=== Items ===

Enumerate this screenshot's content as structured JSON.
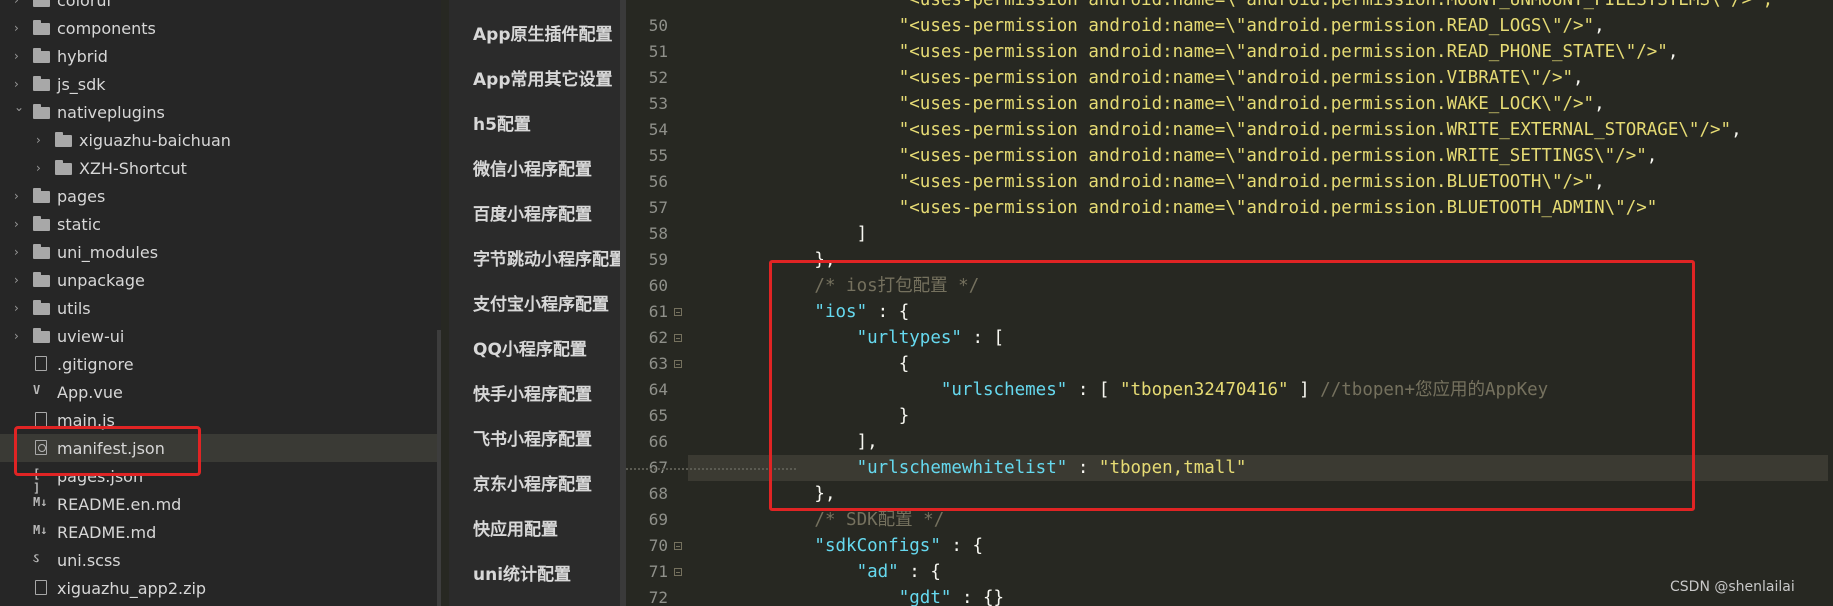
{
  "file_tree": {
    "items": [
      {
        "label": "colorui",
        "type": "folder",
        "icon": "folder-icon",
        "expanded": false
      },
      {
        "label": "components",
        "type": "folder",
        "icon": "folder-icon",
        "expanded": false
      },
      {
        "label": "hybrid",
        "type": "folder",
        "icon": "folder-icon",
        "expanded": false
      },
      {
        "label": "js_sdk",
        "type": "folder",
        "icon": "folder-icon",
        "expanded": false
      },
      {
        "label": "nativeplugins",
        "type": "folder",
        "icon": "folder-icon",
        "expanded": true
      },
      {
        "label": "xiguazhu-baichuan",
        "type": "folder",
        "icon": "folder-icon",
        "expanded": false
      },
      {
        "label": "XZH-Shortcut",
        "type": "folder",
        "icon": "folder-icon",
        "expanded": false
      },
      {
        "label": "pages",
        "type": "folder",
        "icon": "folder-icon",
        "expanded": false
      },
      {
        "label": "static",
        "type": "folder",
        "icon": "folder-icon",
        "expanded": false
      },
      {
        "label": "uni_modules",
        "type": "folder",
        "icon": "folder-icon",
        "expanded": false
      },
      {
        "label": "unpackage",
        "type": "folder",
        "icon": "folder-icon",
        "expanded": false
      },
      {
        "label": "utils",
        "type": "folder",
        "icon": "folder-icon",
        "expanded": false
      },
      {
        "label": "uview-ui",
        "type": "folder",
        "icon": "folder-icon",
        "expanded": false
      },
      {
        "label": ".gitignore",
        "type": "file",
        "icon": "file-icon"
      },
      {
        "label": "App.vue",
        "type": "file",
        "icon": "vue-file-icon",
        "glyph": "V"
      },
      {
        "label": "main.js",
        "type": "file",
        "icon": "js-file-icon"
      },
      {
        "label": "manifest.json",
        "type": "file",
        "icon": "settings-file-icon",
        "selected": true
      },
      {
        "label": "pages.json",
        "type": "file",
        "icon": "json-file-icon",
        "glyph": "[ ]"
      },
      {
        "label": "README.en.md",
        "type": "file",
        "icon": "markdown-icon",
        "glyph": "M↓"
      },
      {
        "label": "README.md",
        "type": "file",
        "icon": "markdown-icon",
        "glyph": "M↓"
      },
      {
        "label": "uni.scss",
        "type": "file",
        "icon": "scss-file-icon",
        "glyph": "ઽ"
      },
      {
        "label": "xiguazhu_app2.zip",
        "type": "file",
        "icon": "file-icon"
      }
    ]
  },
  "settings_nav": {
    "items": [
      "App原生插件配置",
      "App常用其它设置",
      "h5配置",
      "微信小程序配置",
      "百度小程序配置",
      "字节跳动小程序配置",
      "支付宝小程序配置",
      "QQ小程序配置",
      "快手小程序配置",
      "飞书小程序配置",
      "京东小程序配置",
      "快应用配置",
      "uni统计配置"
    ]
  },
  "editor": {
    "current_line": 67,
    "lines": [
      {
        "num": "",
        "fold": false,
        "segs": [
          [
            "s",
            "                    \"<uses-permission android:name=\\\"android.permission.MOUNT_UNMOUNT_FILESYSTEMS\\\"/>\","
          ]
        ]
      },
      {
        "num": "50",
        "fold": false,
        "segs": [
          [
            "s",
            "                    \"<uses-permission android:name=\\\"android.permission.READ_LOGS\\\"/>\""
          ],
          [
            "p",
            ","
          ]
        ]
      },
      {
        "num": "51",
        "fold": false,
        "segs": [
          [
            "s",
            "                    \"<uses-permission android:name=\\\"android.permission.READ_PHONE_STATE\\\"/>\""
          ],
          [
            "p",
            ","
          ]
        ]
      },
      {
        "num": "52",
        "fold": false,
        "segs": [
          [
            "s",
            "                    \"<uses-permission android:name=\\\"android.permission.VIBRATE\\\"/>\""
          ],
          [
            "p",
            ","
          ]
        ]
      },
      {
        "num": "53",
        "fold": false,
        "segs": [
          [
            "s",
            "                    \"<uses-permission android:name=\\\"android.permission.WAKE_LOCK\\\"/>\""
          ],
          [
            "p",
            ","
          ]
        ]
      },
      {
        "num": "54",
        "fold": false,
        "segs": [
          [
            "s",
            "                    \"<uses-permission android:name=\\\"android.permission.WRITE_EXTERNAL_STORAGE\\\"/>\""
          ],
          [
            "p",
            ","
          ]
        ]
      },
      {
        "num": "55",
        "fold": false,
        "segs": [
          [
            "s",
            "                    \"<uses-permission android:name=\\\"android.permission.WRITE_SETTINGS\\\"/>\""
          ],
          [
            "p",
            ","
          ]
        ]
      },
      {
        "num": "56",
        "fold": false,
        "segs": [
          [
            "s",
            "                    \"<uses-permission android:name=\\\"android.permission.BLUETOOTH\\\"/>\""
          ],
          [
            "p",
            ","
          ]
        ]
      },
      {
        "num": "57",
        "fold": false,
        "segs": [
          [
            "s",
            "                    \"<uses-permission android:name=\\\"android.permission.BLUETOOTH_ADMIN\\\"/>\""
          ]
        ]
      },
      {
        "num": "58",
        "fold": false,
        "segs": [
          [
            "p",
            "                ]"
          ]
        ]
      },
      {
        "num": "59",
        "fold": false,
        "segs": [
          [
            "p",
            "            },"
          ]
        ]
      },
      {
        "num": "60",
        "fold": false,
        "segs": [
          [
            "c",
            "            /* ios打包配置 */"
          ]
        ]
      },
      {
        "num": "61",
        "fold": true,
        "segs": [
          [
            "k",
            "            \"ios\""
          ],
          [
            "p",
            " : {"
          ]
        ]
      },
      {
        "num": "62",
        "fold": true,
        "segs": [
          [
            "k",
            "                \"urltypes\""
          ],
          [
            "p",
            " : ["
          ]
        ]
      },
      {
        "num": "63",
        "fold": true,
        "segs": [
          [
            "p",
            "                    {"
          ]
        ]
      },
      {
        "num": "64",
        "fold": false,
        "segs": [
          [
            "k",
            "                        \"urlschemes\""
          ],
          [
            "p",
            " : [ "
          ],
          [
            "s",
            "\"tbopen32470416\""
          ],
          [
            "p",
            " ] "
          ],
          [
            "c",
            "//tbopen+您应用的AppKey"
          ]
        ]
      },
      {
        "num": "65",
        "fold": false,
        "segs": [
          [
            "p",
            "                    }"
          ]
        ]
      },
      {
        "num": "66",
        "fold": false,
        "segs": [
          [
            "p",
            "                ],"
          ]
        ]
      },
      {
        "num": "67",
        "fold": false,
        "segs": [
          [
            "k",
            "                \"urlschemewhitelist\""
          ],
          [
            "p",
            " : "
          ],
          [
            "s",
            "\"tbopen,tmall\""
          ]
        ]
      },
      {
        "num": "68",
        "fold": false,
        "segs": [
          [
            "p",
            "            },"
          ]
        ]
      },
      {
        "num": "69",
        "fold": false,
        "segs": [
          [
            "c",
            "            /* SDK配置 */"
          ]
        ]
      },
      {
        "num": "70",
        "fold": true,
        "segs": [
          [
            "k",
            "            \"sdkConfigs\""
          ],
          [
            "p",
            " : {"
          ]
        ]
      },
      {
        "num": "71",
        "fold": true,
        "segs": [
          [
            "k",
            "                \"ad\""
          ],
          [
            "p",
            " : {"
          ]
        ]
      },
      {
        "num": "72",
        "fold": false,
        "segs": [
          [
            "k",
            "                    \"gdt\""
          ],
          [
            "p",
            " : {}"
          ]
        ]
      }
    ]
  },
  "watermark": "CSDN @shenlailai",
  "colors": {
    "background": "#272822",
    "tree_bg": "#262626",
    "nav_bg": "#2b2b2b",
    "string": "#e6db74",
    "key": "#66d9ef",
    "comment": "#75715e",
    "annotation_red": "#e02424"
  }
}
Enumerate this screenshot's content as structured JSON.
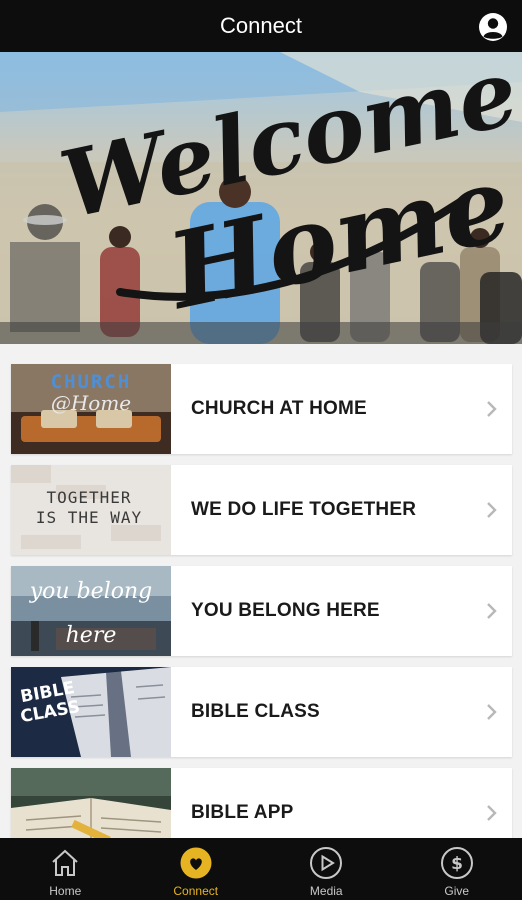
{
  "header": {
    "title": "Connect",
    "profile_icon": "person-circle-icon"
  },
  "hero": {
    "line1": "Welcome",
    "line2": "Home"
  },
  "thumbs": {
    "church_at_home_line1": "CHURCH",
    "church_at_home_line2": "@Home",
    "together_line1": "TOGETHER",
    "together_line2": "IS THE WAY",
    "belong_line1": "you belong",
    "belong_line2": "here",
    "bible_class_line1": "BIBLE",
    "bible_class_line2": "CLASS"
  },
  "items": [
    {
      "label": "CHURCH AT HOME"
    },
    {
      "label": "WE DO LIFE TOGETHER"
    },
    {
      "label": "YOU BELONG HERE"
    },
    {
      "label": "BIBLE CLASS"
    },
    {
      "label": "BIBLE APP"
    }
  ],
  "tabs": [
    {
      "label": "Home",
      "icon": "home-icon",
      "active": false
    },
    {
      "label": "Connect",
      "icon": "heart-icon",
      "active": true
    },
    {
      "label": "Media",
      "icon": "play-icon",
      "active": false
    },
    {
      "label": "Give",
      "icon": "dollar-icon",
      "active": false
    }
  ],
  "colors": {
    "bar_background": "#0d0d0d",
    "active_tab": "#e6b422",
    "inactive_tab": "#c8c8c8"
  }
}
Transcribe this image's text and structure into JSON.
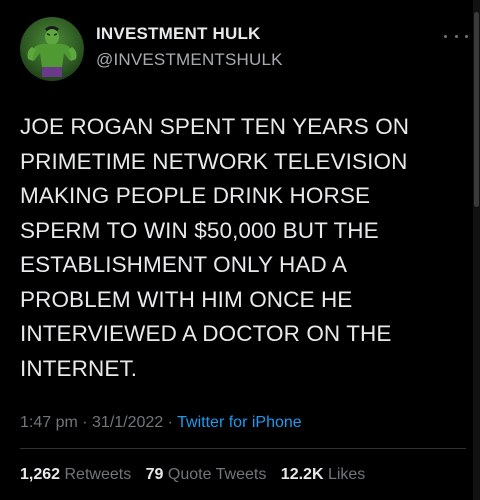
{
  "user": {
    "display_name": "INVESTMENT HULK",
    "handle": "@INVESTMENTSHULK",
    "avatar_icon": "hulk-avatar-icon"
  },
  "more_icon": "more-horizontal-icon",
  "tweet": {
    "text": "JOE ROGAN SPENT TEN YEARS ON\nPRIMETIME NETWORK TELEVISION\nMAKING PEOPLE DRINK HORSE\nSPERM TO WIN $50,000 BUT THE\nESTABLISHMENT ONLY HAD A\nPROBLEM WITH HIM ONCE HE\nINTERVIEWED A DOCTOR ON THE\nINTERNET."
  },
  "meta": {
    "time": "1:47 pm",
    "sep1": " · ",
    "date": "31/1/2022",
    "sep2": " · ",
    "source": "Twitter for iPhone"
  },
  "stats": {
    "retweets_count": "1,262",
    "retweets_label": "Retweets",
    "quotes_count": "79",
    "quotes_label": "Quote Tweets",
    "likes_count": "12.2K",
    "likes_label": "Likes"
  },
  "colors": {
    "background": "#000000",
    "text": "#e7e9ea",
    "secondary": "#71767b",
    "link": "#1d9bf0",
    "divider": "#2f3336"
  }
}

===

Skip the pictures and write out exactly the lines from the line containing "Transcribe this image's" through the end of the listing above.

Transcribe this image's text and structure into JSON.
{
  "user": {
    "display_name": "INVESTMENT HULK",
    "handle": "@INVESTMENTSHULK",
    "avatar_icon": "hulk-avatar-icon"
  },
  "more_icon": "more-horizontal-icon",
  "tweet": {
    "text": "JOE ROGAN SPENT TEN YEARS ON\nPRIMETIME NETWORK TELEVISION\nMAKING PEOPLE DRINK HORSE\nSPERM TO WIN $50,000 BUT THE\nESTABLISHMENT ONLY HAD A\nPROBLEM WITH HIM ONCE HE\nINTERVIEWED A DOCTOR ON THE\nINTERNET."
  },
  "meta": {
    "time": "1:47 pm",
    "sep1": " · ",
    "date": "31/1/2022",
    "sep2": " · ",
    "source": "Twitter for iPhone"
  },
  "stats": {
    "retweets_count": "1,262",
    "retweets_label": "Retweets",
    "quotes_count": "79",
    "quotes_label": "Quote Tweets",
    "likes_count": "12.2K",
    "likes_label": "Likes"
  },
  "colors": {
    "background": "#000000",
    "text": "#e7e9ea",
    "secondary": "#71767b",
    "link": "#1d9bf0",
    "divider": "#2f3336"
  }
}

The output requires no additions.